Problem description: Extract the text of each entry below exactly, leaving every image behind.

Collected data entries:
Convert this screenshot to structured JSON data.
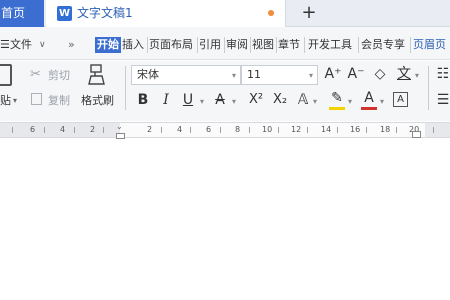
{
  "tabs": {
    "home_label": "首页",
    "doc_icon": "W",
    "doc_title": "文字文稿1",
    "new_tab": "+"
  },
  "menu": {
    "file_label": "文件",
    "more": "»",
    "items": [
      "开始",
      "插入",
      "页面布局",
      "引用",
      "审阅",
      "视图",
      "章节",
      "开发工具",
      "会员专享",
      "页眉页"
    ]
  },
  "toolbar": {
    "paste_label": "贴",
    "cut_label": "剪切",
    "copy_label": "复制",
    "format_painter_label": "格式刷",
    "font_name": "宋体",
    "font_size": "11",
    "bold": "B",
    "italic": "I",
    "underline": "U",
    "strike": "A",
    "superscript": "X²",
    "subscript": "X₂",
    "font_color": "A",
    "grow_font": "A⁺",
    "shrink_font": "A⁻",
    "phonetic": "文",
    "char_border": "A"
  },
  "ruler": {
    "left_labels": [
      "6",
      "4",
      "2"
    ],
    "right_labels": [
      "2",
      "4",
      "6",
      "8",
      "10",
      "12",
      "14",
      "16",
      "18",
      "20"
    ]
  },
  "colors": {
    "accent": "#3b6ed0",
    "modified_dot": "#f28c3a",
    "font_color_bar": "#d23232",
    "highlight_bar": "#f5d300"
  }
}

Solved problem:
Convert this screenshot to structured JSON data.
{
  "tabs": {
    "home_label": "首页",
    "doc_icon": "W",
    "doc_title": "文字文稿1",
    "new_tab": "+"
  },
  "menu": {
    "file_label": "文件",
    "more": "»",
    "items": [
      "开始",
      "插入",
      "页面布局",
      "引用",
      "审阅",
      "视图",
      "章节",
      "开发工具",
      "会员专享",
      "页眉页"
    ]
  },
  "toolbar": {
    "paste_label": "贴",
    "cut_label": "剪切",
    "copy_label": "复制",
    "format_painter_label": "格式刷",
    "font_name": "宋体",
    "font_size": "11",
    "bold": "B",
    "italic": "I",
    "underline": "U",
    "strike": "A",
    "superscript": "X²",
    "subscript": "X₂",
    "font_color": "A",
    "grow_font": "A⁺",
    "shrink_font": "A⁻",
    "phonetic": "文",
    "char_border": "A"
  },
  "ruler": {
    "left_labels": [
      "6",
      "4",
      "2"
    ],
    "right_labels": [
      "2",
      "4",
      "6",
      "8",
      "10",
      "12",
      "14",
      "16",
      "18",
      "20"
    ]
  },
  "colors": {
    "accent": "#3b6ed0",
    "modified_dot": "#f28c3a",
    "font_color_bar": "#d23232",
    "highlight_bar": "#f5d300"
  }
}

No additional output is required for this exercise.